■ **DATASET CONTENT**
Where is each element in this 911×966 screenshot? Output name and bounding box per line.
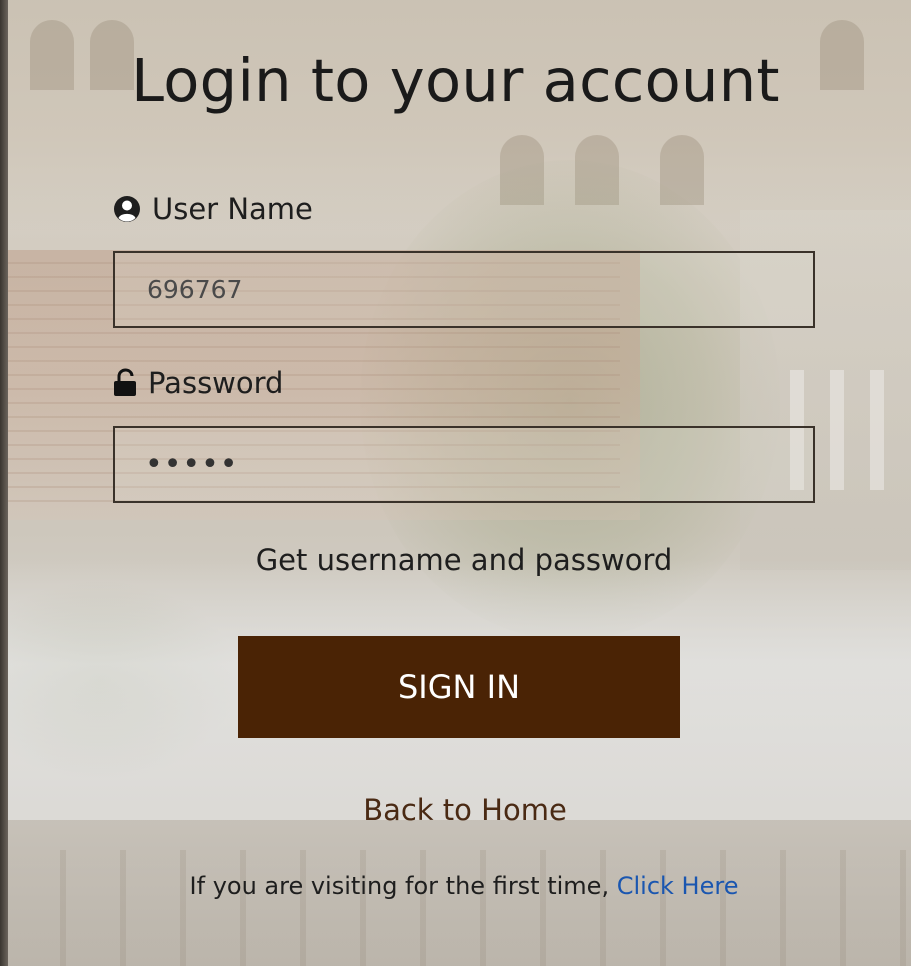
login-form: Login to your account User Name Pa bbox=[0, 0, 911, 966]
first-time-notice: If you are visiting for the first time, … bbox=[0, 872, 911, 900]
unlock-icon bbox=[112, 368, 138, 398]
sign-in-button[interactable]: SIGN IN bbox=[238, 636, 680, 738]
password-label: Password bbox=[148, 366, 284, 400]
get-credentials-link[interactable]: Get username and password bbox=[0, 543, 911, 577]
user-circle-icon bbox=[112, 194, 142, 224]
password-input[interactable]: ••••• bbox=[145, 447, 238, 482]
login-page: Login to your account User Name Pa bbox=[0, 0, 911, 966]
username-input[interactable] bbox=[145, 274, 813, 305]
username-label-row: User Name bbox=[112, 192, 313, 226]
password-label-row: Password bbox=[112, 366, 283, 400]
username-field[interactable] bbox=[113, 251, 815, 328]
username-label: User Name bbox=[152, 192, 313, 226]
back-to-home-link[interactable]: Back to Home bbox=[0, 793, 911, 827]
page-title: Login to your account bbox=[131, 46, 780, 115]
password-field[interactable]: ••••• bbox=[113, 426, 815, 503]
first-time-text: If you are visiting for the first time, bbox=[189, 872, 610, 900]
click-here-link[interactable]: Click Here bbox=[617, 872, 739, 900]
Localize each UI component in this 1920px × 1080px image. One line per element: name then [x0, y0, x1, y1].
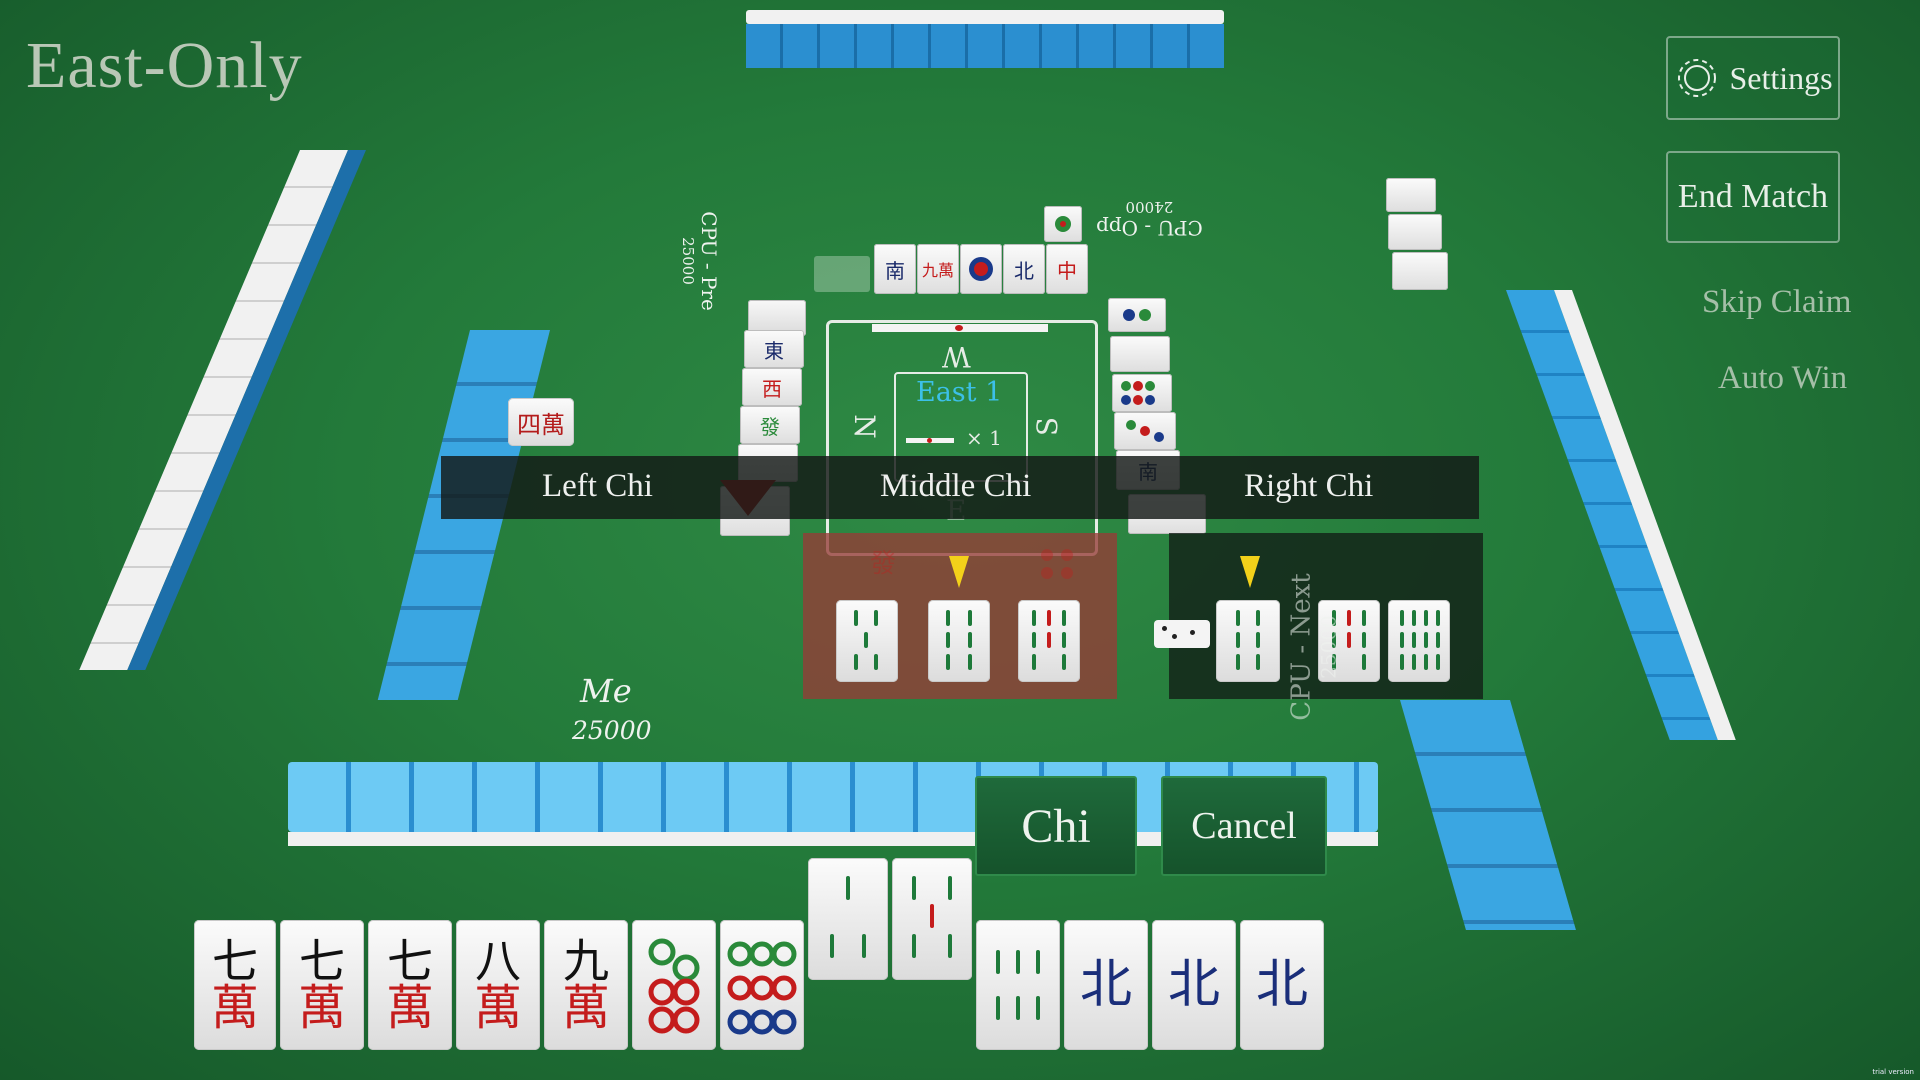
- hand-tile[interactable]: 七 萬: [368, 920, 452, 1050]
- wind-west-label: W: [942, 340, 971, 373]
- tile-number: 九: [563, 934, 609, 988]
- pin-tile-face-icon: [648, 938, 700, 1034]
- top-discard-tile: [1044, 206, 1082, 242]
- top-right-meld-tile: [1392, 252, 1448, 290]
- chi-option-tile: [928, 600, 990, 682]
- chi-option-tile: [836, 600, 898, 682]
- right-wall: [1506, 290, 1736, 740]
- left-player-label: CPU - Pre 25000: [679, 211, 721, 311]
- tile-wind: 北: [1079, 955, 1132, 1015]
- honba-stick: [906, 438, 954, 443]
- top-discard-tile: 中: [1046, 244, 1088, 294]
- dice-icon: [1154, 620, 1210, 648]
- right-discard-tile: [1110, 336, 1170, 372]
- top-discard-tile: 南: [874, 244, 916, 294]
- left-discard-tile: 發: [740, 406, 800, 444]
- hand-tile[interactable]: 九 萬: [544, 920, 628, 1050]
- riichi-stick: [872, 324, 1048, 332]
- chi-option-tile: [1216, 600, 1280, 682]
- tile-number: 七: [299, 934, 345, 988]
- my-player-name: Me: [580, 672, 632, 710]
- my-player-score: 25000: [572, 716, 652, 745]
- tile-suit: 萬: [210, 980, 259, 1036]
- settings-label: Settings: [1729, 59, 1833, 96]
- game-mode-label: East-Only: [26, 29, 303, 102]
- right-player-hand: [1400, 700, 1576, 930]
- wind-south-label: S: [1031, 416, 1065, 437]
- chi-option-tile: [1388, 600, 1450, 682]
- right-player-name: CPU - Next: [1286, 573, 1317, 721]
- hand-tile-bamboo-raised[interactable]: [892, 858, 972, 980]
- tile-wind: 北: [1255, 955, 1308, 1015]
- left-discard-tile: 東: [744, 330, 804, 368]
- middle-chi-indicator-arrow: [949, 556, 969, 588]
- top-wall: [746, 10, 1224, 68]
- right-discard-tile: [1114, 412, 1176, 450]
- hand-tile-pin[interactable]: [632, 920, 716, 1050]
- tile-suit: 萬: [561, 980, 610, 1036]
- right-player-score: 25000: [1316, 615, 1341, 679]
- top-right-meld-tile: [1386, 178, 1436, 212]
- left-meld-tile: 四萬: [508, 398, 574, 446]
- cancel-button[interactable]: Cancel: [1161, 776, 1327, 876]
- hand-tile[interactable]: 七 萬: [194, 920, 276, 1050]
- right-chi-label[interactable]: Right Chi: [1244, 468, 1373, 505]
- left-player-score: 25000: [678, 237, 697, 285]
- gear-icon: [1678, 59, 1717, 97]
- option-bg-tile: [1033, 543, 1093, 587]
- left-chi-label[interactable]: Left Chi: [542, 468, 653, 505]
- middle-chi-label[interactable]: Middle Chi: [880, 468, 1031, 505]
- left-meld-tile-char: 四萬: [517, 410, 565, 439]
- tile-number: 七: [212, 934, 258, 988]
- top-discard-ghost: [814, 256, 870, 292]
- hand-tile-bamboo[interactable]: [976, 920, 1060, 1050]
- top-discard-tile: 北: [1003, 244, 1045, 294]
- top-discard-tile: 九萬: [917, 244, 959, 294]
- pin-group-icon: [1126, 420, 1164, 442]
- tile-suit: 萬: [297, 980, 346, 1036]
- pin-circle-icon: [969, 257, 993, 281]
- chi-option-tile: [1018, 600, 1080, 682]
- top-right-meld-tile: [1388, 214, 1442, 250]
- hand-tile-pin[interactable]: [720, 920, 804, 1050]
- trial-version-label: trial version: [1872, 1068, 1914, 1076]
- tile-number: 七: [387, 934, 433, 988]
- tile-wind: 北: [1167, 955, 1220, 1015]
- option-bg-tile: 發: [869, 549, 896, 579]
- bird-icon: [1055, 216, 1071, 232]
- two-pin-icon: [1123, 309, 1151, 321]
- hand-tile-bamboo-raised[interactable]: [808, 858, 888, 980]
- wind-north-label: N: [847, 414, 881, 439]
- tile-number: 八: [475, 934, 521, 988]
- right-discard-tile: [1112, 374, 1172, 412]
- hand-tile[interactable]: 北: [1240, 920, 1324, 1050]
- chi-button[interactable]: Chi: [975, 776, 1137, 876]
- right-chi-indicator-arrow: [1240, 556, 1260, 588]
- hand-tile[interactable]: 北: [1064, 920, 1148, 1050]
- top-player-label: CPU - Opp 24000: [1096, 198, 1203, 240]
- hand-tile[interactable]: 七 萬: [280, 920, 364, 1050]
- pin-tile-face-icon: [727, 941, 797, 1035]
- right-player-label: CPU - Next 25000: [1287, 573, 1341, 720]
- hand-tile[interactable]: 八 萬: [456, 920, 540, 1050]
- auto-win-option[interactable]: Auto Win: [1718, 360, 1847, 397]
- left-discard-tile: 西: [742, 368, 802, 406]
- tile-suit: 萬: [385, 980, 434, 1036]
- hand-tile[interactable]: 北: [1152, 920, 1236, 1050]
- top-discard-tile: [960, 244, 1002, 294]
- right-discard-tile: [1108, 298, 1166, 332]
- skip-claim-option[interactable]: Skip Claim: [1702, 284, 1851, 321]
- end-match-label: End Match: [1677, 178, 1829, 215]
- left-wall: [79, 150, 366, 670]
- left-player-name: CPU - Pre: [696, 211, 721, 311]
- tile-suit: 萬: [473, 980, 522, 1036]
- pin-group-icon: [1121, 381, 1155, 405]
- top-player-score: 24000: [1125, 198, 1174, 216]
- honba-count: × 1: [966, 426, 1002, 450]
- settings-button[interactable]: Settings: [1666, 36, 1840, 120]
- top-player-name: CPU - Opp: [1096, 216, 1203, 240]
- round-label: East 1: [916, 377, 1003, 408]
- end-match-button[interactable]: End Match: [1666, 151, 1840, 243]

■ **WHAT IS NEEDED**
Retype, without any change, the part of the entries above that opens with the line containing "login-form: Login to" and closes with the line containing "page-title: Login to", both lines included.

■ **THE COMPLETED TASK**
login-form: Login to your account User Name Pa bbox=[0, 0, 911, 966]
first-time-notice: If you are visiting for the first time, … bbox=[0, 872, 911, 900]
unlock-icon bbox=[112, 368, 138, 398]
sign-in-button[interactable]: SIGN IN bbox=[238, 636, 680, 738]
password-label: Password bbox=[148, 366, 284, 400]
get-credentials-link[interactable]: Get username and password bbox=[0, 543, 911, 577]
user-circle-icon bbox=[112, 194, 142, 224]
password-input[interactable]: ••••• bbox=[145, 447, 238, 482]
login-page: Login to your account User Name Pa bbox=[0, 0, 911, 966]
username-input[interactable] bbox=[145, 274, 813, 305]
username-label-row: User Name bbox=[112, 192, 313, 226]
password-label-row: Password bbox=[112, 366, 283, 400]
username-field[interactable] bbox=[113, 251, 815, 328]
username-label: User Name bbox=[152, 192, 313, 226]
back-to-home-link[interactable]: Back to Home bbox=[0, 793, 911, 827]
page-title: Login to your account bbox=[131, 46, 780, 115]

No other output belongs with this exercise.